* Your task *
Reproduce all of the data below without alteration; exclude every picture.
════════════════════
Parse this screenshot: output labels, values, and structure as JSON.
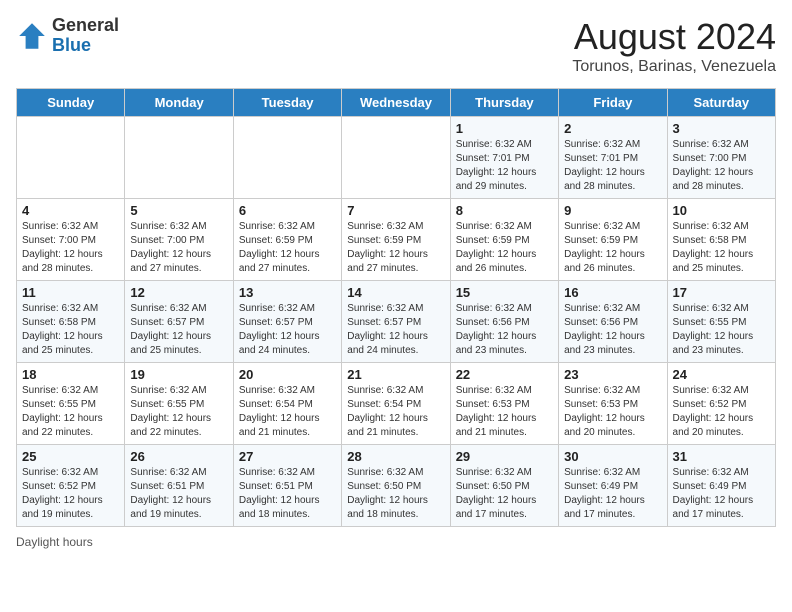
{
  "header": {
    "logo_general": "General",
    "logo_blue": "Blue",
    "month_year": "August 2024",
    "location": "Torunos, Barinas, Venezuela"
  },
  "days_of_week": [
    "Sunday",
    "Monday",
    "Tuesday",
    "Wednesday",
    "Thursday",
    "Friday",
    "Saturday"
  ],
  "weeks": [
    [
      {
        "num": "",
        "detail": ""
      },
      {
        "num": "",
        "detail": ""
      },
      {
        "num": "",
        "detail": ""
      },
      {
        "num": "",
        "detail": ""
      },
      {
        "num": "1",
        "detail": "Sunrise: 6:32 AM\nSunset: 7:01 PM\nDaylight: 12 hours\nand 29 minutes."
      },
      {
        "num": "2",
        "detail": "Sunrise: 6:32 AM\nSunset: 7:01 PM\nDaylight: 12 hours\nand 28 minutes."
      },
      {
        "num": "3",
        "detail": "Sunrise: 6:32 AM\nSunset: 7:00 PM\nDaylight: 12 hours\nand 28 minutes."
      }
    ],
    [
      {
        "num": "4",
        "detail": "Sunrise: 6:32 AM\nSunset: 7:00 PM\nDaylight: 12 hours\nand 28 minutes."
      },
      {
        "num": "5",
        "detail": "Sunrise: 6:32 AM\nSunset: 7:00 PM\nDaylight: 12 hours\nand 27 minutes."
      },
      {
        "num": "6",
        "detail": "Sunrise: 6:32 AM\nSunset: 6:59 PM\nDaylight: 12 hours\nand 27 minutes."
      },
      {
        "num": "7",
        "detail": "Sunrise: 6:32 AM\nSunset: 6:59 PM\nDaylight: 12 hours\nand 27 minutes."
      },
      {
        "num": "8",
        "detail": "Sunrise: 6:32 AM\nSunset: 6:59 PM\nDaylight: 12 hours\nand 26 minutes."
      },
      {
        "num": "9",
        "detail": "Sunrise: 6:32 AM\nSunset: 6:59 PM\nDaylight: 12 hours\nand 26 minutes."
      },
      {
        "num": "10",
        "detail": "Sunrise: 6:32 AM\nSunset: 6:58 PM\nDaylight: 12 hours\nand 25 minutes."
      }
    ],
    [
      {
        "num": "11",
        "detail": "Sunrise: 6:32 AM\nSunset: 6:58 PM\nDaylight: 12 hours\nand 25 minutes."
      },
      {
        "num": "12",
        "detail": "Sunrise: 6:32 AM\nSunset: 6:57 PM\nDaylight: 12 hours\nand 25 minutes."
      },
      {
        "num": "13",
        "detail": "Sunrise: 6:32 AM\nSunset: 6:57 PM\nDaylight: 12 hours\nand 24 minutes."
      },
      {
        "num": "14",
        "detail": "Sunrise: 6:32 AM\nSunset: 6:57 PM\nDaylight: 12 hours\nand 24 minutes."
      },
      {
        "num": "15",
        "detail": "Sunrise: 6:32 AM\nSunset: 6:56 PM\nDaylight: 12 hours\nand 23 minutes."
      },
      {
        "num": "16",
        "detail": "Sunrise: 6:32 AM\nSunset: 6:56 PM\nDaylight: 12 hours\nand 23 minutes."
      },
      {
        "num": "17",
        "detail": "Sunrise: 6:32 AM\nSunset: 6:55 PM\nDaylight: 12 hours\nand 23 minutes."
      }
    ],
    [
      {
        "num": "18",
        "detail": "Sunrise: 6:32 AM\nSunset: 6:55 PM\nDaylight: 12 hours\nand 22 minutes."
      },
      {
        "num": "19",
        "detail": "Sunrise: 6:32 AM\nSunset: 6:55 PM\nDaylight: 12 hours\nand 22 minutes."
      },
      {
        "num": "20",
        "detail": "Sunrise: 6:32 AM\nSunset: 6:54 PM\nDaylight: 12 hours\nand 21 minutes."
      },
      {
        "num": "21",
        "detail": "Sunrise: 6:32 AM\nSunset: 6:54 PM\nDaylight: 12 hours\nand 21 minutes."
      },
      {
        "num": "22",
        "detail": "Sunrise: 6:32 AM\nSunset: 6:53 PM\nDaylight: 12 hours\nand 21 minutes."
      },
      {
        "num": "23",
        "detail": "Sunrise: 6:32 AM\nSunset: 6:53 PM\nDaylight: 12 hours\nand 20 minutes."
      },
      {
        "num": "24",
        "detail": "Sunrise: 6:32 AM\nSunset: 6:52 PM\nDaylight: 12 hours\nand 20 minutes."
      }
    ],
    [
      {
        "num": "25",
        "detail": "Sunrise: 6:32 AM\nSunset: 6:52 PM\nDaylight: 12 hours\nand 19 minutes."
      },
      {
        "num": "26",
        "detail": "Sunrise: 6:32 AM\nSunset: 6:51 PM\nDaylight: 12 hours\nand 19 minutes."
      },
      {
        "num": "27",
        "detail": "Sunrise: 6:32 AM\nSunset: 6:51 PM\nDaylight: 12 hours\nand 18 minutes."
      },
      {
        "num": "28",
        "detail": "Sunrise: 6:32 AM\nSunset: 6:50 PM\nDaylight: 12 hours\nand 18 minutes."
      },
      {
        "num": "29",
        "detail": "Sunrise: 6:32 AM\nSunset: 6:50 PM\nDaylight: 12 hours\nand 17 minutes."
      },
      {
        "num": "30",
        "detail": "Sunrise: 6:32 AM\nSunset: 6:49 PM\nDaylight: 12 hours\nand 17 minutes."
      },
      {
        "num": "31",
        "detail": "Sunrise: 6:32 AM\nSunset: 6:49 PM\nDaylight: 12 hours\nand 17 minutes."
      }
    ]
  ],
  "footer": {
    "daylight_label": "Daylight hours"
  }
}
════════════════════
* Response for this exercise *
Parse this screenshot: output labels, values, and structure as JSON.
{
  "header": {
    "logo_general": "General",
    "logo_blue": "Blue",
    "month_year": "August 2024",
    "location": "Torunos, Barinas, Venezuela"
  },
  "days_of_week": [
    "Sunday",
    "Monday",
    "Tuesday",
    "Wednesday",
    "Thursday",
    "Friday",
    "Saturday"
  ],
  "weeks": [
    [
      {
        "num": "",
        "detail": ""
      },
      {
        "num": "",
        "detail": ""
      },
      {
        "num": "",
        "detail": ""
      },
      {
        "num": "",
        "detail": ""
      },
      {
        "num": "1",
        "detail": "Sunrise: 6:32 AM\nSunset: 7:01 PM\nDaylight: 12 hours\nand 29 minutes."
      },
      {
        "num": "2",
        "detail": "Sunrise: 6:32 AM\nSunset: 7:01 PM\nDaylight: 12 hours\nand 28 minutes."
      },
      {
        "num": "3",
        "detail": "Sunrise: 6:32 AM\nSunset: 7:00 PM\nDaylight: 12 hours\nand 28 minutes."
      }
    ],
    [
      {
        "num": "4",
        "detail": "Sunrise: 6:32 AM\nSunset: 7:00 PM\nDaylight: 12 hours\nand 28 minutes."
      },
      {
        "num": "5",
        "detail": "Sunrise: 6:32 AM\nSunset: 7:00 PM\nDaylight: 12 hours\nand 27 minutes."
      },
      {
        "num": "6",
        "detail": "Sunrise: 6:32 AM\nSunset: 6:59 PM\nDaylight: 12 hours\nand 27 minutes."
      },
      {
        "num": "7",
        "detail": "Sunrise: 6:32 AM\nSunset: 6:59 PM\nDaylight: 12 hours\nand 27 minutes."
      },
      {
        "num": "8",
        "detail": "Sunrise: 6:32 AM\nSunset: 6:59 PM\nDaylight: 12 hours\nand 26 minutes."
      },
      {
        "num": "9",
        "detail": "Sunrise: 6:32 AM\nSunset: 6:59 PM\nDaylight: 12 hours\nand 26 minutes."
      },
      {
        "num": "10",
        "detail": "Sunrise: 6:32 AM\nSunset: 6:58 PM\nDaylight: 12 hours\nand 25 minutes."
      }
    ],
    [
      {
        "num": "11",
        "detail": "Sunrise: 6:32 AM\nSunset: 6:58 PM\nDaylight: 12 hours\nand 25 minutes."
      },
      {
        "num": "12",
        "detail": "Sunrise: 6:32 AM\nSunset: 6:57 PM\nDaylight: 12 hours\nand 25 minutes."
      },
      {
        "num": "13",
        "detail": "Sunrise: 6:32 AM\nSunset: 6:57 PM\nDaylight: 12 hours\nand 24 minutes."
      },
      {
        "num": "14",
        "detail": "Sunrise: 6:32 AM\nSunset: 6:57 PM\nDaylight: 12 hours\nand 24 minutes."
      },
      {
        "num": "15",
        "detail": "Sunrise: 6:32 AM\nSunset: 6:56 PM\nDaylight: 12 hours\nand 23 minutes."
      },
      {
        "num": "16",
        "detail": "Sunrise: 6:32 AM\nSunset: 6:56 PM\nDaylight: 12 hours\nand 23 minutes."
      },
      {
        "num": "17",
        "detail": "Sunrise: 6:32 AM\nSunset: 6:55 PM\nDaylight: 12 hours\nand 23 minutes."
      }
    ],
    [
      {
        "num": "18",
        "detail": "Sunrise: 6:32 AM\nSunset: 6:55 PM\nDaylight: 12 hours\nand 22 minutes."
      },
      {
        "num": "19",
        "detail": "Sunrise: 6:32 AM\nSunset: 6:55 PM\nDaylight: 12 hours\nand 22 minutes."
      },
      {
        "num": "20",
        "detail": "Sunrise: 6:32 AM\nSunset: 6:54 PM\nDaylight: 12 hours\nand 21 minutes."
      },
      {
        "num": "21",
        "detail": "Sunrise: 6:32 AM\nSunset: 6:54 PM\nDaylight: 12 hours\nand 21 minutes."
      },
      {
        "num": "22",
        "detail": "Sunrise: 6:32 AM\nSunset: 6:53 PM\nDaylight: 12 hours\nand 21 minutes."
      },
      {
        "num": "23",
        "detail": "Sunrise: 6:32 AM\nSunset: 6:53 PM\nDaylight: 12 hours\nand 20 minutes."
      },
      {
        "num": "24",
        "detail": "Sunrise: 6:32 AM\nSunset: 6:52 PM\nDaylight: 12 hours\nand 20 minutes."
      }
    ],
    [
      {
        "num": "25",
        "detail": "Sunrise: 6:32 AM\nSunset: 6:52 PM\nDaylight: 12 hours\nand 19 minutes."
      },
      {
        "num": "26",
        "detail": "Sunrise: 6:32 AM\nSunset: 6:51 PM\nDaylight: 12 hours\nand 19 minutes."
      },
      {
        "num": "27",
        "detail": "Sunrise: 6:32 AM\nSunset: 6:51 PM\nDaylight: 12 hours\nand 18 minutes."
      },
      {
        "num": "28",
        "detail": "Sunrise: 6:32 AM\nSunset: 6:50 PM\nDaylight: 12 hours\nand 18 minutes."
      },
      {
        "num": "29",
        "detail": "Sunrise: 6:32 AM\nSunset: 6:50 PM\nDaylight: 12 hours\nand 17 minutes."
      },
      {
        "num": "30",
        "detail": "Sunrise: 6:32 AM\nSunset: 6:49 PM\nDaylight: 12 hours\nand 17 minutes."
      },
      {
        "num": "31",
        "detail": "Sunrise: 6:32 AM\nSunset: 6:49 PM\nDaylight: 12 hours\nand 17 minutes."
      }
    ]
  ],
  "footer": {
    "daylight_label": "Daylight hours"
  }
}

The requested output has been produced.